**Exercise aim**
Print out the material that follows word for word.

━━━━━ The input ━━━━━

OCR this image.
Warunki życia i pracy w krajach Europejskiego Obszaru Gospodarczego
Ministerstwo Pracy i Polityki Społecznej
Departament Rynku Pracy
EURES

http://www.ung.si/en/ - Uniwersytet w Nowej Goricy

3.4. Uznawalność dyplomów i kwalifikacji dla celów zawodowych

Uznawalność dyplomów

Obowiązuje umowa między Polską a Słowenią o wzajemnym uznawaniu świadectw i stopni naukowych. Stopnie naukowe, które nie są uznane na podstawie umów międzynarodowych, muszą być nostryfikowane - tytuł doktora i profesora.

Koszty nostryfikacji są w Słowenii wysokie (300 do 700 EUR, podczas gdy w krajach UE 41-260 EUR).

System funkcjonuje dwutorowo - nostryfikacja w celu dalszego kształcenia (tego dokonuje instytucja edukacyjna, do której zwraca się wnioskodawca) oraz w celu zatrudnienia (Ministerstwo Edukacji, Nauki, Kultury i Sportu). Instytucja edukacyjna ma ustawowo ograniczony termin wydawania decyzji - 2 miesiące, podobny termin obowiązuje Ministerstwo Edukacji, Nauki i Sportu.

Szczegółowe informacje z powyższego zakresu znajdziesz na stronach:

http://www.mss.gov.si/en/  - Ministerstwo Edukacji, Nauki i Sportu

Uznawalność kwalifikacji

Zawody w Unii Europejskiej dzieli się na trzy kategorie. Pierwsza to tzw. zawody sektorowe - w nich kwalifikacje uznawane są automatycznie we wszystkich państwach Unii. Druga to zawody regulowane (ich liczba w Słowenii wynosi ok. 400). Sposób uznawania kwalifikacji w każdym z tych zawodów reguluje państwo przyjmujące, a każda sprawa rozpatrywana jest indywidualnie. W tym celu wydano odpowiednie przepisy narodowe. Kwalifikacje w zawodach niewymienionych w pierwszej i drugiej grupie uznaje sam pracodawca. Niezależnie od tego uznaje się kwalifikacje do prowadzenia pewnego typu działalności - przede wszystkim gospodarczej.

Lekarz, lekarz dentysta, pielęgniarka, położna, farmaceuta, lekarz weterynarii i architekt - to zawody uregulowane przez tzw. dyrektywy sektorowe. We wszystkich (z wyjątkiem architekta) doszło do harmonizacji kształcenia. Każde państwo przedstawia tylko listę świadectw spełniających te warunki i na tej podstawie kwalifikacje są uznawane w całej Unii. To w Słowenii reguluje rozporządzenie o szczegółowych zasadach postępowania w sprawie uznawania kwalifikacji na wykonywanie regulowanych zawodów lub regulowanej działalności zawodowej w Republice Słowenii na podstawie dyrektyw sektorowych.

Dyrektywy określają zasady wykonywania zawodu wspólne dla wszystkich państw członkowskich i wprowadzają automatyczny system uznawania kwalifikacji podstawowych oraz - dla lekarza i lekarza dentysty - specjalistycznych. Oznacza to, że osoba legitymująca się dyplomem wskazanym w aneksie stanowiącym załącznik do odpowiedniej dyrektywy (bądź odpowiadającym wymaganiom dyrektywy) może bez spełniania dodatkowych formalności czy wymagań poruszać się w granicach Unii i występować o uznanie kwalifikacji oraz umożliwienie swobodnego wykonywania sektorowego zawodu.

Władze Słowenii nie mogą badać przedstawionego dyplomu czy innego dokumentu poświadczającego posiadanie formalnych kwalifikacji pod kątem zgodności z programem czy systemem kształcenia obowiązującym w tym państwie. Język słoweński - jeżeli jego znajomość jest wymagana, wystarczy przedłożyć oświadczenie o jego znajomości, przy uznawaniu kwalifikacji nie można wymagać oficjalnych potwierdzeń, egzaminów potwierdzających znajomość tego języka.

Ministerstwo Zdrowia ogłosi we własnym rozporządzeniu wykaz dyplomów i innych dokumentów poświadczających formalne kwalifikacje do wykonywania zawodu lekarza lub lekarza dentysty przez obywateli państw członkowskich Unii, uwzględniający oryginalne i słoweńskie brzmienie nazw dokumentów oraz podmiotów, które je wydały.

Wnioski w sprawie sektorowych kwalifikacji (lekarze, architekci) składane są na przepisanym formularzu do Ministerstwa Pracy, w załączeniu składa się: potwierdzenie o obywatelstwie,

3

━━━━━

**The output**
OCR this image.
Warunki życia i pracy w krajach Europejskiego Obszaru Gospodarczego
Ministerstwo Pracy i Polityki Społecznej
Departament Rynku Pracy
EURES

http://www.ung.si/en/ - Uniwersytet w Nowej Goricy

3.4. Uznawalność dyplomów i kwalifikacji dla celów zawodowych

Uznawalność dyplomów

Obowiązuje umowa między Polską a Słowenią o wzajemnym uznawaniu świadectw i stopni naukowych. Stopnie naukowe, które nie są uznane na podstawie umów międzynarodowych, muszą być nostryfikowane - tytuł doktora i profesora.

Koszty nostryfikacji są w Słowenii wysokie (300 do 700 EUR, podczas gdy w krajach UE 41-260 EUR).

System funkcjonuje dwutorowo - nostryfikacja w celu dalszego kształcenia (tego dokonuje instytucja edukacyjna, do której zwraca się wnioskodawca) oraz w celu zatrudnienia (Ministerstwo Edukacji, Nauki, Kultury i Sportu). Instytucja edukacyjna ma ustawowo ograniczony termin wydawania decyzji - 2 miesiące, podobny termin obowiązuje Ministerstwo Edukacji, Nauki i Sportu.

Szczegółowe informacje z powyższego zakresu znajdziesz na stronach:

http://www.mss.gov.si/en/  - Ministerstwo Edukacji, Nauki i Sportu

Uznawalność kwalifikacji

Zawody w Unii Europejskiej dzieli się na trzy kategorie. Pierwsza to tzw. zawody sektorowe - w nich kwalifikacje uznawane są automatycznie we wszystkich państwach Unii. Druga to zawody regulowane (ich liczba w Słowenii wynosi ok. 400). Sposób uznawania kwalifikacji w każdym z tych zawodów reguluje państwo przyjmujące, a każda sprawa rozpatrywana jest indywidualnie. W tym celu wydano odpowiednie przepisy narodowe. Kwalifikacje w zawodach niewymienionych w pierwszej i drugiej grupie uznaje sam pracodawca. Niezależnie od tego uznaje się kwalifikacje do prowadzenia pewnego typu działalności - przede wszystkim gospodarczej.

Lekarz, lekarz dentysta, pielęgniarka, położna, farmaceuta, lekarz weterynarii i architekt - to zawody uregulowane przez tzw. dyrektywy sektorowe. We wszystkich (z wyjątkiem architekta) doszło do harmonizacji kształcenia. Każde państwo przedstawia tylko listę świadectw spełniających te warunki i na tej podstawie kwalifikacje są uznawane w całej Unii. To w Słowenii reguluje rozporządzenie o szczegółowych zasadach postępowania w sprawie uznawania kwalifikacji na wykonywanie regulowanych zawodów lub regulowanej działalności zawodowej w Republice Słowenii na podstawie dyrektyw sektorowych.

Dyrektywy określają zasady wykonywania zawodu wspólne dla wszystkich państw członkowskich i wprowadzają automatyczny system uznawania kwalifikacji podstawowych oraz - dla lekarza i lekarza dentysty - specjalistycznych. Oznacza to, że osoba legitymująca się dyplomem wskazanym w aneksie stanowiącym załącznik do odpowiedniej dyrektywy (bądź odpowiadającym wymaganiom dyrektywy) może bez spełniania dodatkowych formalności czy wymagań poruszać się w granicach Unii i występować o uznanie kwalifikacji oraz umożliwienie swobodnego wykonywania sektorowego zawodu.

Władze Słowenii nie mogą badać przedstawionego dyplomu czy innego dokumentu poświadczającego posiadanie formalnych kwalifikacji pod kątem zgodności z programem czy systemem kształcenia obowiązującym w tym państwie. Język słoweński - jeżeli jego znajomość jest wymagana, wystarczy przedłożyć oświadczenie o jego znajomości, przy uznawaniu kwalifikacji nie można wymagać oficjalnych potwierdzeń, egzaminów potwierdzających znajomość tego języka.

Ministerstwo Zdrowia ogłosi we własnym rozporządzeniu wykaz dyplomów i innych dokumentów poświadczających formalne kwalifikacje do wykonywania zawodu lekarza lub lekarza dentysty przez obywateli państw członkowskich Unii, uwzględniający oryginalne i słoweńskie brzmienie nazw dokumentów oraz podmiotów, które je wydały.

Wnioski w sprawie sektorowych kwalifikacji (lekarze, architekci) składane są na przepisanym formularzu do Ministerstwa Pracy, w załączeniu składa się: potwierdzenie o obywatelstwie,

3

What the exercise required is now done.